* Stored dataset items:
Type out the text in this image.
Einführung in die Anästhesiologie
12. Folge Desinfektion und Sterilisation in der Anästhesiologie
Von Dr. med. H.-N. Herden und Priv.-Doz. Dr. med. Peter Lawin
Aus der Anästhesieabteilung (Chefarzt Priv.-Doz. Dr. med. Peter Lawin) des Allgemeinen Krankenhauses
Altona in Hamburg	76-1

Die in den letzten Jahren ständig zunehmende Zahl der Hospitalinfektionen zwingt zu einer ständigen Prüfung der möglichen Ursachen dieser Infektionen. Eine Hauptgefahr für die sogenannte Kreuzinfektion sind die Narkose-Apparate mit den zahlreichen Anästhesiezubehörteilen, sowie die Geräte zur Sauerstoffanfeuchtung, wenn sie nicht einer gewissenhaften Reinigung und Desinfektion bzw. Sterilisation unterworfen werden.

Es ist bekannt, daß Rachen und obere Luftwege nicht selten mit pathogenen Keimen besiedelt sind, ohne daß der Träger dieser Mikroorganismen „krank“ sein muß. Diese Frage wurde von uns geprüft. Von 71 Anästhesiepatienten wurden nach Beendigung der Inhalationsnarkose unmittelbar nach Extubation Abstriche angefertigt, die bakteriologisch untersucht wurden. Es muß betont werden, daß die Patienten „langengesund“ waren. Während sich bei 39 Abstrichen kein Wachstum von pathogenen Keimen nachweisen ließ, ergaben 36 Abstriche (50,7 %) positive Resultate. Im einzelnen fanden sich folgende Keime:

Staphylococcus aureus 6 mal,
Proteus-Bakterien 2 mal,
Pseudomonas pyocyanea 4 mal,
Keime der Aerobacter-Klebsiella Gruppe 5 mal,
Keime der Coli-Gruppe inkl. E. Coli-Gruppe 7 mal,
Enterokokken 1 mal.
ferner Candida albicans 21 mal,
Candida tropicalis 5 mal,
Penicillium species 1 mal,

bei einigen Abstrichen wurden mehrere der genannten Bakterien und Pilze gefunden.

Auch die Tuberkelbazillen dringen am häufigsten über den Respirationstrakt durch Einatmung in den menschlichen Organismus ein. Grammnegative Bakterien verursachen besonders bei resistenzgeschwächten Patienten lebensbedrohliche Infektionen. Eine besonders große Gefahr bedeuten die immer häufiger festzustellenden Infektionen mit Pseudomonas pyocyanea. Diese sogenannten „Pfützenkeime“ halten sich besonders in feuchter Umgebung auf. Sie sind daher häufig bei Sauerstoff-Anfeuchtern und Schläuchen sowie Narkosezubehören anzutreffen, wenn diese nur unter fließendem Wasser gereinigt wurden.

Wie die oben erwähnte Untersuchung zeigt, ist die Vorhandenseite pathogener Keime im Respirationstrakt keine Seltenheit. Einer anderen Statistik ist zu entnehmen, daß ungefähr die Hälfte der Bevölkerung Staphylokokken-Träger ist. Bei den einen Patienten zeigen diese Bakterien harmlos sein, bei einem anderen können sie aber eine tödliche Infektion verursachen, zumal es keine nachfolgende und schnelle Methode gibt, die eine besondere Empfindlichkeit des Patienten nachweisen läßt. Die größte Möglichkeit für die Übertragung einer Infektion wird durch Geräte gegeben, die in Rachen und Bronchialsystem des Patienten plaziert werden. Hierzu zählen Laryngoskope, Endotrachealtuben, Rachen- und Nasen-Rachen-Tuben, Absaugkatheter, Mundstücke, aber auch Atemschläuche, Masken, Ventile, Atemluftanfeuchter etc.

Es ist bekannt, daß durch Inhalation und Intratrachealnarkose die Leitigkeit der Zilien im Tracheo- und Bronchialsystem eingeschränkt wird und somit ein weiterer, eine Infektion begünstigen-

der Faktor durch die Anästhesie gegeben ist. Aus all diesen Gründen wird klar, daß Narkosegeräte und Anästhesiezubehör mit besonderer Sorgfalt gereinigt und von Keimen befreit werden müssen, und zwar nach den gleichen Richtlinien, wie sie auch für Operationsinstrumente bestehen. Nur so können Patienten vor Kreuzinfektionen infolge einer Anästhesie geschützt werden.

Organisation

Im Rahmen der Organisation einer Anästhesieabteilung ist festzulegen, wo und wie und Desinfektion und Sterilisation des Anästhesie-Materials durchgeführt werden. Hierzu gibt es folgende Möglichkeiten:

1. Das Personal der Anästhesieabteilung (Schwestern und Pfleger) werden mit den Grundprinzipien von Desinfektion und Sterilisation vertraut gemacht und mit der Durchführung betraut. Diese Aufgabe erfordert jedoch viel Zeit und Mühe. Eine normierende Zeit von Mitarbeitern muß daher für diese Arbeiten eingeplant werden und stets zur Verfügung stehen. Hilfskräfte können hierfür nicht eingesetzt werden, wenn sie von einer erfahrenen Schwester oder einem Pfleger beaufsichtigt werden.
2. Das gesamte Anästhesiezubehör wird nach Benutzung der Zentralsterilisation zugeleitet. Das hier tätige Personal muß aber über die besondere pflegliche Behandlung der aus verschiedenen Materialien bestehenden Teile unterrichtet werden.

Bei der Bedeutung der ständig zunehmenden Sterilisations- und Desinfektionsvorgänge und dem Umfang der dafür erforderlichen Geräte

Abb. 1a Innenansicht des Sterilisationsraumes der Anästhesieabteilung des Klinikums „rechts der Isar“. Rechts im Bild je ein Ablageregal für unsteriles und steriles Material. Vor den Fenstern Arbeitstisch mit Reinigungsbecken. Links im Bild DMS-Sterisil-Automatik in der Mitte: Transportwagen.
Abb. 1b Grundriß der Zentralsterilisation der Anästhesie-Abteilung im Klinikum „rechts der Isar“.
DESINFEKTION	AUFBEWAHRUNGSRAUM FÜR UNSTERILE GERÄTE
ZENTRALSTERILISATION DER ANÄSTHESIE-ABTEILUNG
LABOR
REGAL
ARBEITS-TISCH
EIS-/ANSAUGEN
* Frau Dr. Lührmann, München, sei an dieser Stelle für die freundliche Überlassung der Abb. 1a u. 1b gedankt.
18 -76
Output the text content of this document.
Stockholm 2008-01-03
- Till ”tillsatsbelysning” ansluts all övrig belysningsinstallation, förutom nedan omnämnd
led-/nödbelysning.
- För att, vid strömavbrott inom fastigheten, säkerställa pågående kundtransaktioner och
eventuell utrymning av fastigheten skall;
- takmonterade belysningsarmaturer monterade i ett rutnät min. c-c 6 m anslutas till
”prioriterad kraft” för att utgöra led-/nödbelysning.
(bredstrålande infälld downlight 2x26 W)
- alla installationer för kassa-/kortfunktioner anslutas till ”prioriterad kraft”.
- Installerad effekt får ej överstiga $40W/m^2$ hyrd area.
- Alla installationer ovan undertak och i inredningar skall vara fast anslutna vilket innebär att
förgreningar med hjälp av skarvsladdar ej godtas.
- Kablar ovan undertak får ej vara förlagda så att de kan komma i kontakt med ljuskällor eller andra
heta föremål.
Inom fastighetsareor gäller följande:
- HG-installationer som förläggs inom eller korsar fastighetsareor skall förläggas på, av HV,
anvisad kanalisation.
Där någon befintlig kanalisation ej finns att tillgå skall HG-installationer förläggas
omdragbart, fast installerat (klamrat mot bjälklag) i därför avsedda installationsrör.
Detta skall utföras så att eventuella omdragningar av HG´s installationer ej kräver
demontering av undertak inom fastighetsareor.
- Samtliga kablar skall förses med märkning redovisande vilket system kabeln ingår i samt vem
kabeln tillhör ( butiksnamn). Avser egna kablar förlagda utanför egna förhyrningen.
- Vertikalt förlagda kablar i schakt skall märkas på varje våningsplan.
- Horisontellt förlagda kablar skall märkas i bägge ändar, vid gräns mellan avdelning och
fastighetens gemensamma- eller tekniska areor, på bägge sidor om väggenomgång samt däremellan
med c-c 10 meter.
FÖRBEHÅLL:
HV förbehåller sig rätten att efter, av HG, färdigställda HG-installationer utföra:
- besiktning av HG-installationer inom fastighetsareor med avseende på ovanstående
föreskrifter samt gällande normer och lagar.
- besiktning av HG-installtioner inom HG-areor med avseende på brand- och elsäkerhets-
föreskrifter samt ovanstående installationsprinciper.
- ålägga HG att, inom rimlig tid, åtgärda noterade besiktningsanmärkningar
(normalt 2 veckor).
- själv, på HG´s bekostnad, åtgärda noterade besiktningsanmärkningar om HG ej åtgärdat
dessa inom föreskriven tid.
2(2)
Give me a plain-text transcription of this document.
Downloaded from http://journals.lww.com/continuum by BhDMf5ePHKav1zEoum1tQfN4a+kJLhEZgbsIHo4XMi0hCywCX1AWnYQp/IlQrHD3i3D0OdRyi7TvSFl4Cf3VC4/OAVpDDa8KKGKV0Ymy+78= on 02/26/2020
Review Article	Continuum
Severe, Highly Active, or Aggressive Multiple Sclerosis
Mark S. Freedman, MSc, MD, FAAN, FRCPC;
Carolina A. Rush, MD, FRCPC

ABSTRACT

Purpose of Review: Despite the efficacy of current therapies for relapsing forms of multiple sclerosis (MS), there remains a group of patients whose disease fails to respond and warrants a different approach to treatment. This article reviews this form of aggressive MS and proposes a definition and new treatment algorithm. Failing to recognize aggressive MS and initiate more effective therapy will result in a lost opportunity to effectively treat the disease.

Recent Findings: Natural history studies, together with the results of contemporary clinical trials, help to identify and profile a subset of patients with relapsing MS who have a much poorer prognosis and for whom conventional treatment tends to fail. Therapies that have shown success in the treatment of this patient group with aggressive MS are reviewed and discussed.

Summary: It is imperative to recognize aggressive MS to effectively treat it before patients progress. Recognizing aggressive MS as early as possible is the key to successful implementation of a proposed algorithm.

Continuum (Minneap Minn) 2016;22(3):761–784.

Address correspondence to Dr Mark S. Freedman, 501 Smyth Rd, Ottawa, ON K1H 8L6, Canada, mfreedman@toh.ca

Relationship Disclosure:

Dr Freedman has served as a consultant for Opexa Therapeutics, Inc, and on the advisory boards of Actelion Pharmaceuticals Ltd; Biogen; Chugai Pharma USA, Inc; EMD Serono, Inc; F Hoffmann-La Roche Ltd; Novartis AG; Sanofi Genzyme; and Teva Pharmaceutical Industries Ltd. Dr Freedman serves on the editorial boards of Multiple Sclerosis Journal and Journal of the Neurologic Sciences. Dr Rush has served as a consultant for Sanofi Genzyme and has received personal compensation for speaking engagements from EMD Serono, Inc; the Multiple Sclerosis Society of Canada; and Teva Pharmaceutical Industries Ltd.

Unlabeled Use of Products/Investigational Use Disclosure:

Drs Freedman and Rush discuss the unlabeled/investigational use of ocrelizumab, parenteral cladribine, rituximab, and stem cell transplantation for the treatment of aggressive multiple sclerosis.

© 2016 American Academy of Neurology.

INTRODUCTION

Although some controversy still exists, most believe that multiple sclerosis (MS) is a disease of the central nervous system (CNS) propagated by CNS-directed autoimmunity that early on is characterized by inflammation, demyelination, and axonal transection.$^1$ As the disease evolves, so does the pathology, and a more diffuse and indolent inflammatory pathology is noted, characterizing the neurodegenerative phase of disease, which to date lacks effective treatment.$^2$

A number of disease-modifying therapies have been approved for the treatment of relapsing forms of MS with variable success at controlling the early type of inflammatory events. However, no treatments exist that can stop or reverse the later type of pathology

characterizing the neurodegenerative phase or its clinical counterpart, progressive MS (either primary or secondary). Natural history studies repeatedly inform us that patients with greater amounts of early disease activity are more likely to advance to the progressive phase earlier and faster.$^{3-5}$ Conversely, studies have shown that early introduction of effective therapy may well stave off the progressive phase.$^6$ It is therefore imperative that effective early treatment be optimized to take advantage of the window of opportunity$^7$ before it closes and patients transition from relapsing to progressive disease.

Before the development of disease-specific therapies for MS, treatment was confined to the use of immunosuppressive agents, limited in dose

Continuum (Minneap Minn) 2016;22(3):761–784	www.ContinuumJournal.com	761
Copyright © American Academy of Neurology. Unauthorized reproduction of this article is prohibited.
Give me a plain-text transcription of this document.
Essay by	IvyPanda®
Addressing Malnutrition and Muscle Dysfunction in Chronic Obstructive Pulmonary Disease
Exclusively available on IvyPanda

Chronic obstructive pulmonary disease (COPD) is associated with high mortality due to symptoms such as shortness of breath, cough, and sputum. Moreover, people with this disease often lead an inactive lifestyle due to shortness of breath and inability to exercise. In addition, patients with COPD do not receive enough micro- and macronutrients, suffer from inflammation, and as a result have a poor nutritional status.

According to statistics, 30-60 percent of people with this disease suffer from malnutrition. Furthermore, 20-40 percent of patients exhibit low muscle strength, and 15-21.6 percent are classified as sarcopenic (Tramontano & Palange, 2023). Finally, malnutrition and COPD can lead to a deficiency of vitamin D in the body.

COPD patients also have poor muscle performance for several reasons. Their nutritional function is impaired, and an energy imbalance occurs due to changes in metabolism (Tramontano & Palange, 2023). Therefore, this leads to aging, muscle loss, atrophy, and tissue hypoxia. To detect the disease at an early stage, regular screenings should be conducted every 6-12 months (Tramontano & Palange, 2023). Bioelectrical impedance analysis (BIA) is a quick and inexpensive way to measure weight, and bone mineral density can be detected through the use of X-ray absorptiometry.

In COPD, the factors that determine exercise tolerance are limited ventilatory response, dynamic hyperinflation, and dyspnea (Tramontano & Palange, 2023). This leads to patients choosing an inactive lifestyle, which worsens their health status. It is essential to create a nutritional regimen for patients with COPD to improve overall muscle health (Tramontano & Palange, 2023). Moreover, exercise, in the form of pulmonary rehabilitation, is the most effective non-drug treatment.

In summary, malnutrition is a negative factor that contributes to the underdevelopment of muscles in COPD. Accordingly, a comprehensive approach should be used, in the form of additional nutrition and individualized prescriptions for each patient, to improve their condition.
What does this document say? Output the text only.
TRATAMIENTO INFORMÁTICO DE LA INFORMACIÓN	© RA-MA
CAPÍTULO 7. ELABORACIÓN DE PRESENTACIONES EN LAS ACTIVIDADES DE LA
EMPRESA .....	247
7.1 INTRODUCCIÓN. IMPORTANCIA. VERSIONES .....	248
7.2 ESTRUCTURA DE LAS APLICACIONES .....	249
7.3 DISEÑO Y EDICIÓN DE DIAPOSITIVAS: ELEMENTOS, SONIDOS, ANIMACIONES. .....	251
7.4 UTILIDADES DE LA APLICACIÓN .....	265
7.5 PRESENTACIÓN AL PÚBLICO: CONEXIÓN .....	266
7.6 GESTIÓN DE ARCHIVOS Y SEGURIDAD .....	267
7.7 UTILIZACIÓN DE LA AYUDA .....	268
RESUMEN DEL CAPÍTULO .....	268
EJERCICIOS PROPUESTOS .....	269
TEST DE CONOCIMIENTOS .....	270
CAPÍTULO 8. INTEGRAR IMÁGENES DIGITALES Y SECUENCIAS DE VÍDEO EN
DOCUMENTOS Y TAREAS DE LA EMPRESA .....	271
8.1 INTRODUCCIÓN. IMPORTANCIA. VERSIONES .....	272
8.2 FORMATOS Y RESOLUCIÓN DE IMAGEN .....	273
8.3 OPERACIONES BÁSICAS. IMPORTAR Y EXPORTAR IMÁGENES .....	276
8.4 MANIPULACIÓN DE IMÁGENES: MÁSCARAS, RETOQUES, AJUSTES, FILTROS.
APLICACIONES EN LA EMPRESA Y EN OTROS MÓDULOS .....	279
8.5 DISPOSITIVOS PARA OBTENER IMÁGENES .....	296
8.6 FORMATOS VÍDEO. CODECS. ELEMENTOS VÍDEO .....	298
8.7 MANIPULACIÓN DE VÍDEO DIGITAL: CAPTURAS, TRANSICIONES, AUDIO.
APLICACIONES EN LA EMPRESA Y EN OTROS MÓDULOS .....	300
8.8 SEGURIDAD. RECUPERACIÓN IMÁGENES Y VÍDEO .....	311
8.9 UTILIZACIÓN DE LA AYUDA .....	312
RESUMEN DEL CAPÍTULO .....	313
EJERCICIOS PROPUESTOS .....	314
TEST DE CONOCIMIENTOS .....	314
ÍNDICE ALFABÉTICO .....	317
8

* Task item:
If a line in the entries above contains "VÍDEO", report it.

* Answer for the task:
CAPÍTULO 8. INTEGRAR IMÁGENES DIGITALES Y SECUENCIAS DE VÍDEO EN
8.6 FORMATOS VÍDEO. CODECS. ELEMENTOS VÍDEO .....	298
8.7 MANIPULACIÓN DE VÍDEO DIGITAL: CAPTURAS, TRANSICIONES, AUDIO.
8.8 SEGURIDAD. RECUPERACIÓN IMÁGENES Y VÍDEO .....	311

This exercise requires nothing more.